[EXERCISE GOAL]: Write out each line in which the string "horizontal" is present.

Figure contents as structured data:
'''

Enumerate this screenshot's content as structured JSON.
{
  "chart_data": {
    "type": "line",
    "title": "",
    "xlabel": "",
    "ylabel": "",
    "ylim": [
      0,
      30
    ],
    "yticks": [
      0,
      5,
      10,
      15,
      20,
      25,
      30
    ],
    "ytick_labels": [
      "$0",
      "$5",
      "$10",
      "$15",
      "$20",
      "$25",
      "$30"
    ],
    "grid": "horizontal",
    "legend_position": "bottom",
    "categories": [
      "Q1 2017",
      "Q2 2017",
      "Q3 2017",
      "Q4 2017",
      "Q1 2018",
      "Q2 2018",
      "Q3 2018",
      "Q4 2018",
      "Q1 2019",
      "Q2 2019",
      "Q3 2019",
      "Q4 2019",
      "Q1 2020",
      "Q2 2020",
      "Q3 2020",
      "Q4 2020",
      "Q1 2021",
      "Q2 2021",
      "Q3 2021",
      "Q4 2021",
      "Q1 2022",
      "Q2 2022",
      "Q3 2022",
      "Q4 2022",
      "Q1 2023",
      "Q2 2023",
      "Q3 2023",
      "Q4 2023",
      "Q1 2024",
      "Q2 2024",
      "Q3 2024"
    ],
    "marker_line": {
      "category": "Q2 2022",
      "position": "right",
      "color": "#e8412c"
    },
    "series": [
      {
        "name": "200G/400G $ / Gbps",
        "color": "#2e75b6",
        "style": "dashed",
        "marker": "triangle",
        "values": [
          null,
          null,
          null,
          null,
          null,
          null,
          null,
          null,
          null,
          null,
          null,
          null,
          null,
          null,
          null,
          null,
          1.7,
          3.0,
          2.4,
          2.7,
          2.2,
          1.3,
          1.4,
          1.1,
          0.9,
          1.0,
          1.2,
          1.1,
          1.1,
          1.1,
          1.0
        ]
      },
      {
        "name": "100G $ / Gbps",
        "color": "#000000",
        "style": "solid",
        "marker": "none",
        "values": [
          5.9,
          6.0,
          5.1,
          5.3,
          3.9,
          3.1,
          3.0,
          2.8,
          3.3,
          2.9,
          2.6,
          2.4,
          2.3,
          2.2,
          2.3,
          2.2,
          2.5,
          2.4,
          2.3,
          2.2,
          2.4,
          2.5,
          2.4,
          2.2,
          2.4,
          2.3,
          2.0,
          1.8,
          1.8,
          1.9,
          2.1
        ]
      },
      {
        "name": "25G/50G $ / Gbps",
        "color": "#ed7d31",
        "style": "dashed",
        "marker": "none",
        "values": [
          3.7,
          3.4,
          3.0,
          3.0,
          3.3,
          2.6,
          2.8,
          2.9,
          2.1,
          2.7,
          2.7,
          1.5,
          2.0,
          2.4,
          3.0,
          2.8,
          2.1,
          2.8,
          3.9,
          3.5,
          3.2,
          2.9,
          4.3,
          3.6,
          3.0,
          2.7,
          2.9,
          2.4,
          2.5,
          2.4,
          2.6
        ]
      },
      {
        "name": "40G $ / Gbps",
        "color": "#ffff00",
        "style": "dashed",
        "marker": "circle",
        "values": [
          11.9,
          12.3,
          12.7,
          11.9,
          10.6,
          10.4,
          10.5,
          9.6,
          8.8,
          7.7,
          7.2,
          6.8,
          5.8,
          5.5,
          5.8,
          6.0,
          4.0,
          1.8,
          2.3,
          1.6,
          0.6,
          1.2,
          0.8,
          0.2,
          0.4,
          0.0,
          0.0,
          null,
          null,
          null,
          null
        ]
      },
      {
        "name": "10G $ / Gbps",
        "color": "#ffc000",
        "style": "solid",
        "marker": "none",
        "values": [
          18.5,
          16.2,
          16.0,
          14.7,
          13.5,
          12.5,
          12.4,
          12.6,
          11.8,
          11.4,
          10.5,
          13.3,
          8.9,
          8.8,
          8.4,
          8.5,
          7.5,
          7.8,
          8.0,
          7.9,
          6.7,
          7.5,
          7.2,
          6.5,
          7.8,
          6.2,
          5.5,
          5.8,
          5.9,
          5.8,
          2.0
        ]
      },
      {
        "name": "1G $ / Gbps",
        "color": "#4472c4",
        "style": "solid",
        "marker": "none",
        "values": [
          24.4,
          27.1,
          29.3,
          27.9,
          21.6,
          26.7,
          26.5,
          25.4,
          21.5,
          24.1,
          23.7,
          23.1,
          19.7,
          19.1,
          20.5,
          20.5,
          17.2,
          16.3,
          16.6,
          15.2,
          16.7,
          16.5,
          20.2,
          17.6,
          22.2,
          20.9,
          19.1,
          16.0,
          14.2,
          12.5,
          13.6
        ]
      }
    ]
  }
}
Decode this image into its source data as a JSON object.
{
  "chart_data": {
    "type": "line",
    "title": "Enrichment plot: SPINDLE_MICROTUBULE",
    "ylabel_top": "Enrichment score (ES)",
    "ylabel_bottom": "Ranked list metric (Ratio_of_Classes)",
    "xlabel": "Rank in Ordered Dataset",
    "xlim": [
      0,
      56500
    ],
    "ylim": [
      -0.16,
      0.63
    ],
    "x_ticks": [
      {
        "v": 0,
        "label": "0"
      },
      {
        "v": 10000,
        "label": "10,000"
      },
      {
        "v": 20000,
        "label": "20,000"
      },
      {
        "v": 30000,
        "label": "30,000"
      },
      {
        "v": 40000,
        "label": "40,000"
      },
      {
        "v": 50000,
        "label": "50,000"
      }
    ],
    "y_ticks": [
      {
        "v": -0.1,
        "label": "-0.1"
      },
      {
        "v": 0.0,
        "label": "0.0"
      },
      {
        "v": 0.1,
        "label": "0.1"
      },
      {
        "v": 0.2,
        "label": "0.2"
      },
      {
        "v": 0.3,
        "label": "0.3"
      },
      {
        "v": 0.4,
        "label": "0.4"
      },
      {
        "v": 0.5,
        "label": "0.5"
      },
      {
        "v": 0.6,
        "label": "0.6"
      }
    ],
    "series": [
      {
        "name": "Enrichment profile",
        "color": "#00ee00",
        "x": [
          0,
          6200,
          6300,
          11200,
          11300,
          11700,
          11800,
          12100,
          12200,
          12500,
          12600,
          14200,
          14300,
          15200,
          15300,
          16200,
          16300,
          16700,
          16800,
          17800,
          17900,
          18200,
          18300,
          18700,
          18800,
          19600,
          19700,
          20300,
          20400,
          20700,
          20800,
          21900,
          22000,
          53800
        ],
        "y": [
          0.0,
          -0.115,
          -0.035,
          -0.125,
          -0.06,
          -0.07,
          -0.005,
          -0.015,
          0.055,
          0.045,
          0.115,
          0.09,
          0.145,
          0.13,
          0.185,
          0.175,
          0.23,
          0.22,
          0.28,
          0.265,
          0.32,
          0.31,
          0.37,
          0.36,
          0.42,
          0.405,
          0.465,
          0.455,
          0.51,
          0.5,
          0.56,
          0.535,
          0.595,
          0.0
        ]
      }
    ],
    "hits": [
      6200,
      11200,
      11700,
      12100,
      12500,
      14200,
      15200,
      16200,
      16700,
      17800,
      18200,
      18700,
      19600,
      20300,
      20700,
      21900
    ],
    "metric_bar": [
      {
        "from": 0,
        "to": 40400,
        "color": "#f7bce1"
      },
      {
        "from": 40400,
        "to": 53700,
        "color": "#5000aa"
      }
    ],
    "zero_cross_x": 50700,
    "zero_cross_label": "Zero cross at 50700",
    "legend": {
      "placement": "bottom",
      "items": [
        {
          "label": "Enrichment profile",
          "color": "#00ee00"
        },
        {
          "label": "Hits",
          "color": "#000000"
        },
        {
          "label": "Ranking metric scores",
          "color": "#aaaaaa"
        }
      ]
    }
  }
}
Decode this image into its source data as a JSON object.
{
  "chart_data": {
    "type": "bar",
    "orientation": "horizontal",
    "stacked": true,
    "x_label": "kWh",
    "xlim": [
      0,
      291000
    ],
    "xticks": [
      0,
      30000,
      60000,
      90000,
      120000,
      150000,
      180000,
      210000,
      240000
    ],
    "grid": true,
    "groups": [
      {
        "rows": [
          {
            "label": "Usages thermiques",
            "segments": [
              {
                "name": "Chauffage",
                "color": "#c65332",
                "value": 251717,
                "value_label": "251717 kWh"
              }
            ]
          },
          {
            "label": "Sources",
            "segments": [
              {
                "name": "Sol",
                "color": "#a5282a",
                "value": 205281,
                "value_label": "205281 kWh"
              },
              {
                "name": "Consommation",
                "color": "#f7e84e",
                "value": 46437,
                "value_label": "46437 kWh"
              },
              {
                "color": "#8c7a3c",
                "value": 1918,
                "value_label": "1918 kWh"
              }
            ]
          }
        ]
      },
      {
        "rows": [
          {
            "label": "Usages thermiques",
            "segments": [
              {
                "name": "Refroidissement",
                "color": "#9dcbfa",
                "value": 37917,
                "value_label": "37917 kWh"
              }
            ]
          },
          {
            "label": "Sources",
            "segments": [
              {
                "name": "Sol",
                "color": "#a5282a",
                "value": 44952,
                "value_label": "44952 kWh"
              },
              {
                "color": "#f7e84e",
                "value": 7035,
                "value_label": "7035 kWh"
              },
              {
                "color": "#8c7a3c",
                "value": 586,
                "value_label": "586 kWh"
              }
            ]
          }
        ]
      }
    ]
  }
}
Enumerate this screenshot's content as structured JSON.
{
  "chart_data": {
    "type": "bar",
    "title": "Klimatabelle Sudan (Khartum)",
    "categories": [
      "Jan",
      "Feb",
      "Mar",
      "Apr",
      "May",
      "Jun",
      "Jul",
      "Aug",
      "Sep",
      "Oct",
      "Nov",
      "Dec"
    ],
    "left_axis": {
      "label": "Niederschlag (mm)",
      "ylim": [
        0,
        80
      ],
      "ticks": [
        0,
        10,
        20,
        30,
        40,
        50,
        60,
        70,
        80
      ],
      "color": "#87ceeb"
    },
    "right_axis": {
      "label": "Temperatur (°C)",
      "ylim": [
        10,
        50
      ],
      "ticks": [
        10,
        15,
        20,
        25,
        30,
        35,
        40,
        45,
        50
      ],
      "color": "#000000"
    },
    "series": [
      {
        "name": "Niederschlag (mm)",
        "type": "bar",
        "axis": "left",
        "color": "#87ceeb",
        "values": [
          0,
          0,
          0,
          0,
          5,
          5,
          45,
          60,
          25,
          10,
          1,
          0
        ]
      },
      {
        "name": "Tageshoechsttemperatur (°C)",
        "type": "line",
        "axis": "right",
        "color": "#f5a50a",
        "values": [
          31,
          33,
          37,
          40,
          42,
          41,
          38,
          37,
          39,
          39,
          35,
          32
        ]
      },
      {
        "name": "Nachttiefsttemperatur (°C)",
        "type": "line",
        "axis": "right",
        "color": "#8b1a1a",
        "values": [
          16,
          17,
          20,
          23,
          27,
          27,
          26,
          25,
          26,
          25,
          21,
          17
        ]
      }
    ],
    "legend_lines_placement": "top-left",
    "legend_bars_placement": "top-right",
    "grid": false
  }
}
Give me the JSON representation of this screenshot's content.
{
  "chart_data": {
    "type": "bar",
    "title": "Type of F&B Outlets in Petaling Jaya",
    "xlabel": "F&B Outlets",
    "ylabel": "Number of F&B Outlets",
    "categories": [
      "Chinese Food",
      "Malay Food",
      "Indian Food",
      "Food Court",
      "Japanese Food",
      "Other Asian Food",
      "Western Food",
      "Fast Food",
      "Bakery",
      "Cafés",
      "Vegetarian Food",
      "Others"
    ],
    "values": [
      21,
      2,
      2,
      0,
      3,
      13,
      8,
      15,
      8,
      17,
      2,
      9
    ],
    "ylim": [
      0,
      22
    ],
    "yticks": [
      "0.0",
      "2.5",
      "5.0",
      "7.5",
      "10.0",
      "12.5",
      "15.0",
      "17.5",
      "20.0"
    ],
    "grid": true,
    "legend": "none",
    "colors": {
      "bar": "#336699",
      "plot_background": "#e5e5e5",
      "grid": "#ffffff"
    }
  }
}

'''

[TASK SOLUTION]:
    "grid": "horizontal",
    "orientation": "horizontal",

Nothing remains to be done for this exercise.